> Required task 1:
Copy the forum thread about render slaves that stall and cancel their tasks in full, word for word.

> Excerpt provided:

___

Hi,
I have a very frustrating issue where some of the slaves refuse to render and cancel their tasks. The errors say that they are stalled.
It’s a mix between powerful and weak machines so I dont think its a performance issue, also i can access them just fine on my network at any time. The error is also occurring on different jobs.
The ones in question are 5 slaves out of 18 slaves. I attached two of the logs since they all have the same error, which is:
" 2012-06-09 06:21:13: Scheduler Thread - Cancelling task because task filename “\server\Dead Line\jobs\999_100_999_1311ad30\tasks\999_100_999_1311ad30_00014_300-309.Rendering.Farm4” could not be found, it was likely requeued
2012-06-09 06:21:13: sending cancel task command to plugin"
Also for an all in all 18 slave farm including user machines, is it necessary to activate Pulse? keeping in mind that rarely all user and farms machines are rendering in the same time.
Slave_Logs.zip (1.99 MB)
Can you post a few stalled slave reports from the jobs that this problem occurred for? We can look to see why they are getting marked as stalled.

___

> Required task 2:
Write out the rows below without any changes, starting at the first row and ending with the row that contains "step-number-1: 1 xyxy=(586,412,607,447)".

___

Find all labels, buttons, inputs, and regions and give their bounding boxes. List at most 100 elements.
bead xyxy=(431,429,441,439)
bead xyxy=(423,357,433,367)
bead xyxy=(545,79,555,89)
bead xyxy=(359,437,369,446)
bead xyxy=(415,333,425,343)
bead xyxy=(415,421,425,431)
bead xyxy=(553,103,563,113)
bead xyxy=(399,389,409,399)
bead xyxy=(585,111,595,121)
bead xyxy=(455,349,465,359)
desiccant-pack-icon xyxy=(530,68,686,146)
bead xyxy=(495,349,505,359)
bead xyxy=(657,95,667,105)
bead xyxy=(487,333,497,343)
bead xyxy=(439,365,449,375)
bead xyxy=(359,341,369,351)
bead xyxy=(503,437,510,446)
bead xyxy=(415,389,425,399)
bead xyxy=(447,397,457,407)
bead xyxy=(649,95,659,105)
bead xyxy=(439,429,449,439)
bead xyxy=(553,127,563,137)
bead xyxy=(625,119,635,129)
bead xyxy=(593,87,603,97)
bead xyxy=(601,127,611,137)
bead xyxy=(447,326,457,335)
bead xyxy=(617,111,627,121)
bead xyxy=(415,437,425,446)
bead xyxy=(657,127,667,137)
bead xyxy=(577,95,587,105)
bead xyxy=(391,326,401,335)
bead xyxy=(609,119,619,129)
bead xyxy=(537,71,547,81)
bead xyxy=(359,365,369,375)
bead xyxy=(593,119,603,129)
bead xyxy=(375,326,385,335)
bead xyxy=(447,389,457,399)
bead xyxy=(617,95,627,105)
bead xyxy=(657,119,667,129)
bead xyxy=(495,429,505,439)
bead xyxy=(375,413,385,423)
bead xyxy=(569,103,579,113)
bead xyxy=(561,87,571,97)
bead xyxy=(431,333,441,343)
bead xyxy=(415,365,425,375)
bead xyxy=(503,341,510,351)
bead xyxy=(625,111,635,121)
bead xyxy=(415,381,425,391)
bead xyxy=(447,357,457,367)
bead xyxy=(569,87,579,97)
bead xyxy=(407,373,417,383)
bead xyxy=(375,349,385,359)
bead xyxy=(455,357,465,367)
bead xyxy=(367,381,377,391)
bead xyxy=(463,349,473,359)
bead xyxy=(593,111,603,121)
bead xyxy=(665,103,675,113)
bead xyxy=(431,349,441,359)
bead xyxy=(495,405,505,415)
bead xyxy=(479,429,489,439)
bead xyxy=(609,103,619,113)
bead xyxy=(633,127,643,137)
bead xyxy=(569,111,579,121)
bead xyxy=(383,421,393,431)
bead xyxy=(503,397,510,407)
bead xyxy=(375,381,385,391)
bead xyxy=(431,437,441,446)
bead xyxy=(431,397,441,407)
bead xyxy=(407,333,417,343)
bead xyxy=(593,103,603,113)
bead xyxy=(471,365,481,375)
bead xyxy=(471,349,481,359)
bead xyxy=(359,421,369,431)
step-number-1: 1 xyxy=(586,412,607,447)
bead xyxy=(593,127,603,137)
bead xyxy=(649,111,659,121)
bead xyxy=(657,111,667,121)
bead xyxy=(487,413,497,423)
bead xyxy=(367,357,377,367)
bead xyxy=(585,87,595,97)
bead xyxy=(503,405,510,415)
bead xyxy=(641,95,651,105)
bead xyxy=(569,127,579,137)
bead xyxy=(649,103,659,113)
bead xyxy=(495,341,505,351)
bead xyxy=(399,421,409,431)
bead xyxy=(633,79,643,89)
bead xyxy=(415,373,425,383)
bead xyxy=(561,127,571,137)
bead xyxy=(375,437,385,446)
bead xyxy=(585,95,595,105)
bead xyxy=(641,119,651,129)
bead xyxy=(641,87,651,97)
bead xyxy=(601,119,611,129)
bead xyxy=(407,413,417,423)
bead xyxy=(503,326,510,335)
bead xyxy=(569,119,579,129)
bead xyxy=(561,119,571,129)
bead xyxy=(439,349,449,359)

___

> Written answer 1:
Hi,
I have a very frustrating issue where some of the slaves refuse to render and cancel their tasks. The errors say that they are stalled.
It’s a mix between powerful and weak machines so I dont think its a performance issue, also i can access them just fine on my network at any time. The error is also occurring on different jobs.
The ones in question are 5 slaves out of 18 slaves. I attached two of the logs since they all have the same error, which is:
" 2012-06-09 06:21:13: Scheduler Thread - Cancelling task because task filename “\server\Dead Line\jobs\999_100_999_1311ad30\tasks\999_100_999_1311ad30_00014_300-309.Rendering.Farm4” could not be found, it was likely requeued
2012-06-09 06:21:13: sending cancel task command to plugin"
Also for an all in all 18 slave farm including user machines, is it necessary to activate Pulse? keeping in mind that rarely all user and farms machines are rendering in the same time.
Slave_Logs.zip (1.99 MB)
Can you post a few stalled slave reports from the jobs that this problem occurred for? We can look to see why they are getting marked as stalled.

> Written answer 2:
Find all labels, buttons, inputs, and regions and give their bounding boxes. List at most 100 elements.
bead xyxy=(431,429,441,439)
bead xyxy=(423,357,433,367)
bead xyxy=(545,79,555,89)
bead xyxy=(359,437,369,446)
bead xyxy=(415,333,425,343)
bead xyxy=(415,421,425,431)
bead xyxy=(553,103,563,113)
bead xyxy=(399,389,409,399)
bead xyxy=(585,111,595,121)
bead xyxy=(455,349,465,359)
desiccant-pack-icon xyxy=(530,68,686,146)
bead xyxy=(495,349,505,359)
bead xyxy=(657,95,667,105)
bead xyxy=(487,333,497,343)
bead xyxy=(439,365,449,375)
bead xyxy=(359,341,369,351)
bead xyxy=(503,437,510,446)
bead xyxy=(415,389,425,399)
bead xyxy=(447,397,457,407)
bead xyxy=(649,95,659,105)
bead xyxy=(439,429,449,439)
bead xyxy=(553,127,563,137)
bead xyxy=(625,119,635,129)
bead xyxy=(593,87,603,97)
bead xyxy=(601,127,611,137)
bead xyxy=(447,326,457,335)
bead xyxy=(617,111,627,121)
bead xyxy=(415,437,425,446)
bead xyxy=(657,127,667,137)
bead xyxy=(577,95,587,105)
bead xyxy=(391,326,401,335)
bead xyxy=(609,119,619,129)
bead xyxy=(537,71,547,81)
bead xyxy=(359,365,369,375)
bead xyxy=(593,119,603,129)
bead xyxy=(375,326,385,335)
bead xyxy=(447,389,457,399)
bead xyxy=(617,95,627,105)
bead xyxy=(657,119,667,129)
bead xyxy=(495,429,505,439)
bead xyxy=(375,413,385,423)
bead xyxy=(569,103,579,113)
bead xyxy=(561,87,571,97)
bead xyxy=(431,333,441,343)
bead xyxy=(415,365,425,375)
bead xyxy=(503,341,510,351)
bead xyxy=(625,111,635,121)
bead xyxy=(415,381,425,391)
bead xyxy=(447,357,457,367)
bead xyxy=(569,87,579,97)
bead xyxy=(407,373,417,383)
bead xyxy=(375,349,385,359)
bead xyxy=(455,357,465,367)
bead xyxy=(367,381,377,391)
bead xyxy=(463,349,473,359)
bead xyxy=(593,111,603,121)
bead xyxy=(665,103,675,113)
bead xyxy=(431,349,441,359)
bead xyxy=(495,405,505,415)
bead xyxy=(479,429,489,439)
bead xyxy=(609,103,619,113)
bead xyxy=(633,127,643,137)
bead xyxy=(569,111,579,121)
bead xyxy=(383,421,393,431)
bead xyxy=(503,397,510,407)
bead xyxy=(375,381,385,391)
bead xyxy=(431,437,441,446)
bead xyxy=(431,397,441,407)
bead xyxy=(407,333,417,343)
bead xyxy=(593,103,603,113)
bead xyxy=(471,365,481,375)
bead xyxy=(471,349,481,359)
bead xyxy=(359,421,369,431)
step-number-1: 1 xyxy=(586,412,607,447)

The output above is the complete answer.